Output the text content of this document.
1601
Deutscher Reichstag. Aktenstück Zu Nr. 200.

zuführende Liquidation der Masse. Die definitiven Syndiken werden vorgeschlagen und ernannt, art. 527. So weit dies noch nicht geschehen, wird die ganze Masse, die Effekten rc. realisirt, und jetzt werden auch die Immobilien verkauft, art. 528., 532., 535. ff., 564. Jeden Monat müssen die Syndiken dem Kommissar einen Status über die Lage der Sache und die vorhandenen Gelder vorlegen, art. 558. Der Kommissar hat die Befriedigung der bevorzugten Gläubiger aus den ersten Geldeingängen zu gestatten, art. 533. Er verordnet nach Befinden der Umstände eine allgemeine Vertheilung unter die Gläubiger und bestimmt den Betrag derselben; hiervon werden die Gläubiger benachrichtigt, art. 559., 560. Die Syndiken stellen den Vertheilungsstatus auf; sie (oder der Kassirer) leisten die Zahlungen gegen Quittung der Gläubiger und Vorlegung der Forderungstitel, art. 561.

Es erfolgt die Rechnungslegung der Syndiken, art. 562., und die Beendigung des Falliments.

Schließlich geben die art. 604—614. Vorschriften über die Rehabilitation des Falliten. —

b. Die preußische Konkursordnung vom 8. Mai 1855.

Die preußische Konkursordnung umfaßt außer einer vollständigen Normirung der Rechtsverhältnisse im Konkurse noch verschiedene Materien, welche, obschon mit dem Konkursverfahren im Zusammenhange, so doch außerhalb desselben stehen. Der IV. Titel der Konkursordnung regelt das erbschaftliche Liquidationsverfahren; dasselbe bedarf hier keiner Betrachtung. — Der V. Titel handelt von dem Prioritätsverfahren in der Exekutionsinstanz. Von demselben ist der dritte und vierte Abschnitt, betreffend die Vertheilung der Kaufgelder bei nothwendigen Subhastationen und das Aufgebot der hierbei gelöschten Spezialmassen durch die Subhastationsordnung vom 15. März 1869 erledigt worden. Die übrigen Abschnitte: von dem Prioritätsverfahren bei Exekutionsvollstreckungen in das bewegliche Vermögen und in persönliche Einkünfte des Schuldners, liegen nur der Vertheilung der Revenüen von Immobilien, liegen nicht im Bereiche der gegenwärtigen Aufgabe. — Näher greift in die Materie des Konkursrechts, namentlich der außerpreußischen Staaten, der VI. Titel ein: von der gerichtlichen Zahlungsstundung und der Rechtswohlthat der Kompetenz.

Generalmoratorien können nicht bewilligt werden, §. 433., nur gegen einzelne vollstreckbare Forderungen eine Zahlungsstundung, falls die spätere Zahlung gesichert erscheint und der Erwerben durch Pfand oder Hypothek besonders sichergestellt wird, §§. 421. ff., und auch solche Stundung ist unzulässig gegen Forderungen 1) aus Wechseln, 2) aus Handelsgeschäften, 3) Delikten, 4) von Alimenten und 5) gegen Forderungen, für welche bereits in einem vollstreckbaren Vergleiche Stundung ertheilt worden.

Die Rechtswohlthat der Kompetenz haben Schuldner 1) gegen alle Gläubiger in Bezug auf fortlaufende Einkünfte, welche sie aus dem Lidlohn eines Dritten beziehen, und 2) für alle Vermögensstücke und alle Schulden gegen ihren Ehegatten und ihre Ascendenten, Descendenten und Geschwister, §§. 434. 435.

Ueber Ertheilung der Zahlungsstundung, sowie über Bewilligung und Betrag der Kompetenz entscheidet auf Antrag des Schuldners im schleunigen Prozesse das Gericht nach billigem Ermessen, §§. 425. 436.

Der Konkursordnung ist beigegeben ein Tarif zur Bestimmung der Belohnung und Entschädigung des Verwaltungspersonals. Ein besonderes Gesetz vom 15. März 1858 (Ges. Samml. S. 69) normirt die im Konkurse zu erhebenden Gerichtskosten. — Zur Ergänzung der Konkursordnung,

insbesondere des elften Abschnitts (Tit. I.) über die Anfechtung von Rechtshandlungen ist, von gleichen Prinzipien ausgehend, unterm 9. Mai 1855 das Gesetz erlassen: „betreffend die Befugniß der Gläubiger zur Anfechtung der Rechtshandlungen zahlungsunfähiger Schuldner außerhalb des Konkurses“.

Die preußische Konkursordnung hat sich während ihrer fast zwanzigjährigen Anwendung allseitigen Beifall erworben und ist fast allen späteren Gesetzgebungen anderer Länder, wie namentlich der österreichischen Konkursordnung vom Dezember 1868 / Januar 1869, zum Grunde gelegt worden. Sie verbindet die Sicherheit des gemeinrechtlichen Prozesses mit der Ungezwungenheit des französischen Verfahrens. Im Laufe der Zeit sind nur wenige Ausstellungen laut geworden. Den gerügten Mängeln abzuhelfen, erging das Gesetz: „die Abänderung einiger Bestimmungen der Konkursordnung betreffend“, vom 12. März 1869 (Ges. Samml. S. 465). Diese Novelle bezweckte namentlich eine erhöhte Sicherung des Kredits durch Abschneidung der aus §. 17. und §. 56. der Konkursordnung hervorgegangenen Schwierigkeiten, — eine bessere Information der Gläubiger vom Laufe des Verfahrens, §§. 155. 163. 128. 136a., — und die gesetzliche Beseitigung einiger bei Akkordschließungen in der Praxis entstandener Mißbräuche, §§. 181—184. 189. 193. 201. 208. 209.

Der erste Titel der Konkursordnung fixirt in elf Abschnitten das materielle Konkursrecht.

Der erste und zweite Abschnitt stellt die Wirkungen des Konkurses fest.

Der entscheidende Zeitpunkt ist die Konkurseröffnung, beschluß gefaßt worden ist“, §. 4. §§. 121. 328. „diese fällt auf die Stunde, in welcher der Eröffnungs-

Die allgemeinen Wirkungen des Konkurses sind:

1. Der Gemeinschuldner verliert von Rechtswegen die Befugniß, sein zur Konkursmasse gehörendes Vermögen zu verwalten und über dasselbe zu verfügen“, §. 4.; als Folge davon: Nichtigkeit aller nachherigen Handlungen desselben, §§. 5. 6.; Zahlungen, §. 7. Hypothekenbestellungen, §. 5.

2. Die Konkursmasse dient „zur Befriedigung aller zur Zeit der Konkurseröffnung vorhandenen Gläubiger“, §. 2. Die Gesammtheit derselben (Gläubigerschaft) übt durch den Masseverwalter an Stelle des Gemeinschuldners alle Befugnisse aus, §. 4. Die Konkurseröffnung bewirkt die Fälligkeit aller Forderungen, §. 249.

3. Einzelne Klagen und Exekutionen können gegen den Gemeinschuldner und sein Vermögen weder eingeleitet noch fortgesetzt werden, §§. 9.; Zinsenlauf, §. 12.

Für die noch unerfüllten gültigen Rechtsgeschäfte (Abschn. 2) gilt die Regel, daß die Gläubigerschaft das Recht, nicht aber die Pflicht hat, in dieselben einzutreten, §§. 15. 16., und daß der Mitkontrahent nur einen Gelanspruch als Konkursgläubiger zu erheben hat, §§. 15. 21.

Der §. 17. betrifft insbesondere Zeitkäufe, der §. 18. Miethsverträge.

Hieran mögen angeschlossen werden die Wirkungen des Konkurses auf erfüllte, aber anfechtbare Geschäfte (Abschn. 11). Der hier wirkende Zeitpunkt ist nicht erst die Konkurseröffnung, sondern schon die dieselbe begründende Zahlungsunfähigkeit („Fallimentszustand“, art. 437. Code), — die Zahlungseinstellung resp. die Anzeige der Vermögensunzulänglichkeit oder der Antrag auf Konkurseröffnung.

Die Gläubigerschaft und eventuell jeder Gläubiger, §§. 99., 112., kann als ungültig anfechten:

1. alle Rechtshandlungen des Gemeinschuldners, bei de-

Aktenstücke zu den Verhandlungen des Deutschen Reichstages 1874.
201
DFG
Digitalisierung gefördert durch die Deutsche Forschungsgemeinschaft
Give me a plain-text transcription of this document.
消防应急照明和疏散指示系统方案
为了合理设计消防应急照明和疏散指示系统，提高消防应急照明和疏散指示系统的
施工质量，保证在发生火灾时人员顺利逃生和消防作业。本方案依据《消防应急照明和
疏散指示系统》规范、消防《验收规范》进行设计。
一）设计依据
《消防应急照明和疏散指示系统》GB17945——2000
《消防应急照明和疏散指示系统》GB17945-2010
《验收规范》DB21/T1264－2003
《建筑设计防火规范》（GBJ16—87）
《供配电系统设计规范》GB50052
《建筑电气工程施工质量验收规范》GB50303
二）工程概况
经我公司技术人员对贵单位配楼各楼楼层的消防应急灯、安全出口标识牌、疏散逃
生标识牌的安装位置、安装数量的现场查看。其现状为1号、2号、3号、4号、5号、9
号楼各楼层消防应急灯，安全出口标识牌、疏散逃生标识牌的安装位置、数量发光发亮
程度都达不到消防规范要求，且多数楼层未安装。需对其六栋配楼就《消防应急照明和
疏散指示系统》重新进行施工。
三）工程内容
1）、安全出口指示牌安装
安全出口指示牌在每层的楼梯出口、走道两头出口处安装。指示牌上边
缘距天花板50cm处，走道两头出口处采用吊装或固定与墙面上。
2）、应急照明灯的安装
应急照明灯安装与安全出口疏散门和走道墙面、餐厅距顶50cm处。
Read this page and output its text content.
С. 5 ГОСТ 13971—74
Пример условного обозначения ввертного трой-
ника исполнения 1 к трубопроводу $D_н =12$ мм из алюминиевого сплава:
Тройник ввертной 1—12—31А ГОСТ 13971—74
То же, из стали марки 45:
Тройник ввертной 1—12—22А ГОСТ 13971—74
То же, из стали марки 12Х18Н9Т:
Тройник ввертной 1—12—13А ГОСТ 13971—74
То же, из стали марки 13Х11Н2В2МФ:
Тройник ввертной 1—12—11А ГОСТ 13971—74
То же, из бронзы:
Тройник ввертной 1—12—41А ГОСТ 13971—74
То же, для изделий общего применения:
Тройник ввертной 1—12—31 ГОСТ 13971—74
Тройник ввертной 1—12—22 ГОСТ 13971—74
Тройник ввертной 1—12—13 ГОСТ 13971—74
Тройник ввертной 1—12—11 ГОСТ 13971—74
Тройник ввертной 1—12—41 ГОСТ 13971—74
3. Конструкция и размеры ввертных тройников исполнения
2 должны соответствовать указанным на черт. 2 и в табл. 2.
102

------------------------------------------------------------

INSTRUCTIONS FOR THE TASK ->
Pick out, from the lines above, every one that contains the string "安全出口标识牌".

ANSWER TO THIS PROBLEM ->
经我公司技术人员对贵单位配楼各楼楼层的消防应急灯、安全出口标识牌、疏散逃
号楼各楼层消防应急灯，安全出口标识牌、疏散逃生标识牌的安装位置、数量发光发亮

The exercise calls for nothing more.